## BEGIN Material

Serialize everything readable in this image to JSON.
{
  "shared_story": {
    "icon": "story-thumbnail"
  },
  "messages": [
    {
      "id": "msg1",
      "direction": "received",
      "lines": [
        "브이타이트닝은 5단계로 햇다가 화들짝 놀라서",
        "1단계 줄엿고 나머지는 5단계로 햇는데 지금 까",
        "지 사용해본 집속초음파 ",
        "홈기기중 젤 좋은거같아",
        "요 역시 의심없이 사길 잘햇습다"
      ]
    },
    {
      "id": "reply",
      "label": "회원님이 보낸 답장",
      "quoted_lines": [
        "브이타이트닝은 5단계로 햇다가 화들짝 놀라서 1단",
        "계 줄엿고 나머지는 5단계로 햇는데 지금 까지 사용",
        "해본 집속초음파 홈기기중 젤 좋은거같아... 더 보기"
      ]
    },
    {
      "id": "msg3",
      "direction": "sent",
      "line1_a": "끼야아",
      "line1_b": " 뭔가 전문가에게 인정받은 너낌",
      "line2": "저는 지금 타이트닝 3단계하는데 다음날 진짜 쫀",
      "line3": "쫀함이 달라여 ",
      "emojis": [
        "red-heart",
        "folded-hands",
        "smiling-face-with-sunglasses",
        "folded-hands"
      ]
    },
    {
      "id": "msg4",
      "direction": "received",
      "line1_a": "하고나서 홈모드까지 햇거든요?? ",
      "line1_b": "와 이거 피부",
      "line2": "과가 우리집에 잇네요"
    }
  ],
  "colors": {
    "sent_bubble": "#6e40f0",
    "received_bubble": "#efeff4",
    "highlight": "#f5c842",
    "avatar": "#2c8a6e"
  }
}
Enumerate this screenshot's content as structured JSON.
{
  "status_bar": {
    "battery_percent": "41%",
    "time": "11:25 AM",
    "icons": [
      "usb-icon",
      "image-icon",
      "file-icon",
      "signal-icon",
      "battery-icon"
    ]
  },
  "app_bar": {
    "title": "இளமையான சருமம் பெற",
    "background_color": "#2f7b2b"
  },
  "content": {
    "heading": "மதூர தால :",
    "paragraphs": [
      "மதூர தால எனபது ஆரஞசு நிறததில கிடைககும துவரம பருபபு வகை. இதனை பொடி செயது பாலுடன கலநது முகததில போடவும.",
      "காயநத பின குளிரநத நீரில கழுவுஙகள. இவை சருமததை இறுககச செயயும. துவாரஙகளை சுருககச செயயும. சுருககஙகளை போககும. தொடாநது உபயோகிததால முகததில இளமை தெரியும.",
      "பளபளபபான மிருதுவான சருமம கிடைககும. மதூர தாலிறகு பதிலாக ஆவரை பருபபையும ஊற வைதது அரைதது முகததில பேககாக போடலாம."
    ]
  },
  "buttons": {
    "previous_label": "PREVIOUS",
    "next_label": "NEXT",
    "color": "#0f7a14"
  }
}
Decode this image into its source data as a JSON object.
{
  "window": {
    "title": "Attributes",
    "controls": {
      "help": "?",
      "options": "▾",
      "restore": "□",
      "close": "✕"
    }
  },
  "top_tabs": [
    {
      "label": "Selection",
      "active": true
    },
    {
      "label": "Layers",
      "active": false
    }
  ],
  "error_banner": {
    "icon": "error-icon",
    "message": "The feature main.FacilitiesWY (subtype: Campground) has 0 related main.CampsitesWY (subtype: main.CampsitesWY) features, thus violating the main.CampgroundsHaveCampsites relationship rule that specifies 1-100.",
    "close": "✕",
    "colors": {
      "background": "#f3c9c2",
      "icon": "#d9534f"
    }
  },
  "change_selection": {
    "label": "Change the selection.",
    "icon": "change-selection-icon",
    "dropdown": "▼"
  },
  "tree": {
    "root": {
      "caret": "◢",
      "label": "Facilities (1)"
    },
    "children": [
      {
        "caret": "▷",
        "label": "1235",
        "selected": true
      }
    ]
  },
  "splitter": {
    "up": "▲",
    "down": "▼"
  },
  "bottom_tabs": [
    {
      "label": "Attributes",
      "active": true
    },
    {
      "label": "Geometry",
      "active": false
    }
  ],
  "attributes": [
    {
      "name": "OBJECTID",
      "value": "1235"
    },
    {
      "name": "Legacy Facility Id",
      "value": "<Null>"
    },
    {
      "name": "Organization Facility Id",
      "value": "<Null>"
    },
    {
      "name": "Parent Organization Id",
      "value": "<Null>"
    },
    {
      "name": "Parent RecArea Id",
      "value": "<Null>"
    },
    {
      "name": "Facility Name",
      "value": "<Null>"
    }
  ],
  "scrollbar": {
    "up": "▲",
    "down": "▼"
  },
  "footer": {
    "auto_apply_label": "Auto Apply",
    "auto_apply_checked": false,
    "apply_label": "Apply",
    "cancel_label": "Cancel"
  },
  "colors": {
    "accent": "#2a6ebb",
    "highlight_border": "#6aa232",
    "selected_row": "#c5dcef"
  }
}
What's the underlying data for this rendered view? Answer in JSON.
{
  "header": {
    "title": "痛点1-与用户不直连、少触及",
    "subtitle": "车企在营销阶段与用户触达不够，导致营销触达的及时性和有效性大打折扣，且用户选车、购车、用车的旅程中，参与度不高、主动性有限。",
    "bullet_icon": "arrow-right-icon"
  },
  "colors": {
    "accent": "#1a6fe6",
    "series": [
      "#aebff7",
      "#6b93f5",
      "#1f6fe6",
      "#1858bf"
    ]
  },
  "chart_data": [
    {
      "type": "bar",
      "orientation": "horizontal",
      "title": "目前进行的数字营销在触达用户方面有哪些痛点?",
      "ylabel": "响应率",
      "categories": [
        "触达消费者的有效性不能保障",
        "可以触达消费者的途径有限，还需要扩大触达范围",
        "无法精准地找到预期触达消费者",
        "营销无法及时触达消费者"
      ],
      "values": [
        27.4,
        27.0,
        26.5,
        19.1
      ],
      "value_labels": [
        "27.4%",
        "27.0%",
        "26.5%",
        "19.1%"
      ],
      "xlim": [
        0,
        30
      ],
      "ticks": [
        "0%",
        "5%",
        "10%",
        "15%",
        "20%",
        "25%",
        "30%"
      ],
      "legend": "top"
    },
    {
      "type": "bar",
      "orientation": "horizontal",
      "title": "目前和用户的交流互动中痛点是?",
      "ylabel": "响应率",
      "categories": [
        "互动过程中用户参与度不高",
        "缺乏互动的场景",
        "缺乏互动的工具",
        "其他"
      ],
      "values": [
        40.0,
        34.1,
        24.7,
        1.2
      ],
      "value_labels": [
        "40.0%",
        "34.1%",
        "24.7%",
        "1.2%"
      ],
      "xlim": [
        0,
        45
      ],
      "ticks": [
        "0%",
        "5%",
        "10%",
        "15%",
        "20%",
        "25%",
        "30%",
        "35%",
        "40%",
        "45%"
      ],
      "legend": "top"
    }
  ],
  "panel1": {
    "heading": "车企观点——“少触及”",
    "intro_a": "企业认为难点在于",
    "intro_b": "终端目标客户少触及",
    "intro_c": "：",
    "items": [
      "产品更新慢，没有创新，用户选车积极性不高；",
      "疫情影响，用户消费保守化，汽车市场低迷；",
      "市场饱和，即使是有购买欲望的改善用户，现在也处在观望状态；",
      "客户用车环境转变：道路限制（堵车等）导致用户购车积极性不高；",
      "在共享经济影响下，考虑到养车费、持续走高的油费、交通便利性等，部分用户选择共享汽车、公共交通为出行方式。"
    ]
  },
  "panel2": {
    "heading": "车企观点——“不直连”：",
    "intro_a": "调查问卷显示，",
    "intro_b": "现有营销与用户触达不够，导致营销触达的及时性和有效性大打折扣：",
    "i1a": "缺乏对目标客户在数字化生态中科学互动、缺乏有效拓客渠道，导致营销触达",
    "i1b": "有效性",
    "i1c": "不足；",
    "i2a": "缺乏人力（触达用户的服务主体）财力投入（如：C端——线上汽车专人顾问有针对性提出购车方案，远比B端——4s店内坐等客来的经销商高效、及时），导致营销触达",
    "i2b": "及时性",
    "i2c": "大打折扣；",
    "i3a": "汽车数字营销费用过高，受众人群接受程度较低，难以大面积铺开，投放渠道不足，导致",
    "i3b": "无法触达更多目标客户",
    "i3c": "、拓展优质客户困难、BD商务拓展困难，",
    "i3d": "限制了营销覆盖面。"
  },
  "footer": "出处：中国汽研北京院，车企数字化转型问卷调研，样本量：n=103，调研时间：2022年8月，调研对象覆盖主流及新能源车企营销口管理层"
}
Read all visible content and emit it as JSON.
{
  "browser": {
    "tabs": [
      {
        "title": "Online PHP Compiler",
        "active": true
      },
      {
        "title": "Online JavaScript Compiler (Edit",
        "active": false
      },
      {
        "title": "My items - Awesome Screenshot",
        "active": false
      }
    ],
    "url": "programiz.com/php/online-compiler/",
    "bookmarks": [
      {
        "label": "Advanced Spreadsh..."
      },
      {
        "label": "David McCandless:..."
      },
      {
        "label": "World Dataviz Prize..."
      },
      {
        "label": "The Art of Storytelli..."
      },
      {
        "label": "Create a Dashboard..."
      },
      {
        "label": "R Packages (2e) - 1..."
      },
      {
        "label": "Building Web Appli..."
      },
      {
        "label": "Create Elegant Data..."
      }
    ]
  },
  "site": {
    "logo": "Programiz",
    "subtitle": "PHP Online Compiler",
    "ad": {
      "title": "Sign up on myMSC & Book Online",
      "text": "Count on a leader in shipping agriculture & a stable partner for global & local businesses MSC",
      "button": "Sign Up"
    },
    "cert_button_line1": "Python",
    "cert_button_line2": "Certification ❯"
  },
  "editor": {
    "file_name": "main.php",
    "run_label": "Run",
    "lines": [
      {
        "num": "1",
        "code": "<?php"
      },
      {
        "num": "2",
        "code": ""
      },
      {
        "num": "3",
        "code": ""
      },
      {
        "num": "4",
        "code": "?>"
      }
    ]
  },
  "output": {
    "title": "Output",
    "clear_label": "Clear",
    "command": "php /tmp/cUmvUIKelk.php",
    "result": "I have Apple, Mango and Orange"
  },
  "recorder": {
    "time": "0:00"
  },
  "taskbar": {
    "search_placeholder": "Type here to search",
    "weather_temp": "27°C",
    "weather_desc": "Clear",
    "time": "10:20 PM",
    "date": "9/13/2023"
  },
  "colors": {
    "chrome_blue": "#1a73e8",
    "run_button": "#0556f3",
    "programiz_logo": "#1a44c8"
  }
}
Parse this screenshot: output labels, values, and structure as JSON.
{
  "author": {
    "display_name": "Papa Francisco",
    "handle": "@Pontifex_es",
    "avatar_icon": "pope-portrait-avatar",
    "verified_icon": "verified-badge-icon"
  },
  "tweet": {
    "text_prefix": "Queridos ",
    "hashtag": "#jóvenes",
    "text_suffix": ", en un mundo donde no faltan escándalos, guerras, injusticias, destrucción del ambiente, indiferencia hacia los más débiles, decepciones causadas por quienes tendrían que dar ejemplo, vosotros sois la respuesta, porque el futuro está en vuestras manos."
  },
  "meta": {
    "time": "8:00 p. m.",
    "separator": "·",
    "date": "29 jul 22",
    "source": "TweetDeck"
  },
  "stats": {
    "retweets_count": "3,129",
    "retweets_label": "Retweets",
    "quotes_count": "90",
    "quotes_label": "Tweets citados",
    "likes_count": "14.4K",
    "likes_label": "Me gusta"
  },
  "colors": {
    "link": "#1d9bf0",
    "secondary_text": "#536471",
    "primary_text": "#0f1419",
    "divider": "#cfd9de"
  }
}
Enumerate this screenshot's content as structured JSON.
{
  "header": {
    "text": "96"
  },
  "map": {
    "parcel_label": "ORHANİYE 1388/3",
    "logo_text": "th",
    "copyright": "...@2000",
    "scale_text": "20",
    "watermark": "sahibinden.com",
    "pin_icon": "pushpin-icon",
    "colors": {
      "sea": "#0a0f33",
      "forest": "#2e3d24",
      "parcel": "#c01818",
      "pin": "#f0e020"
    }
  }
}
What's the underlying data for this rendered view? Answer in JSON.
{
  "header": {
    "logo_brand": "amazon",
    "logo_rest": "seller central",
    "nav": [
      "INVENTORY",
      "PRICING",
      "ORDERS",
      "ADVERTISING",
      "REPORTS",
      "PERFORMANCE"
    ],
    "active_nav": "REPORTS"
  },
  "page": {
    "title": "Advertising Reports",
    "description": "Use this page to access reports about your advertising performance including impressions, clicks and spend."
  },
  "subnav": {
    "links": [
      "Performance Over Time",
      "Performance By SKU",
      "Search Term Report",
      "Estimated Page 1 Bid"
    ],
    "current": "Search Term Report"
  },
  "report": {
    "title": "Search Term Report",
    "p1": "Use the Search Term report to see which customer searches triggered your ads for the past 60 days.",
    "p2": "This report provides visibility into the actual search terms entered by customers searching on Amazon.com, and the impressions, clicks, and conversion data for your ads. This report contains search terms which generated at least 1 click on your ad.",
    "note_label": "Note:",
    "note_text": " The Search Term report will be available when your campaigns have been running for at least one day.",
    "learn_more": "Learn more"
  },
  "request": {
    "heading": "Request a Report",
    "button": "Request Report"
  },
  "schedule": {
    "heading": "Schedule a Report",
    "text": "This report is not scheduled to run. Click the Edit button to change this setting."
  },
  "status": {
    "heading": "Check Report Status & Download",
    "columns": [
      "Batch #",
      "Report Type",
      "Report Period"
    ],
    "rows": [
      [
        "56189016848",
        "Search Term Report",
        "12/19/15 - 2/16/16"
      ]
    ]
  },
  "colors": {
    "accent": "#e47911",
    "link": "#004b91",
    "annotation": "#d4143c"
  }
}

## END Material

## [Instruction]
Gather each line in these records that contains the string "Organization".

## [Completed exercise]
      "name": "Organization Facility Id",
      "name": "Parent Organization Id",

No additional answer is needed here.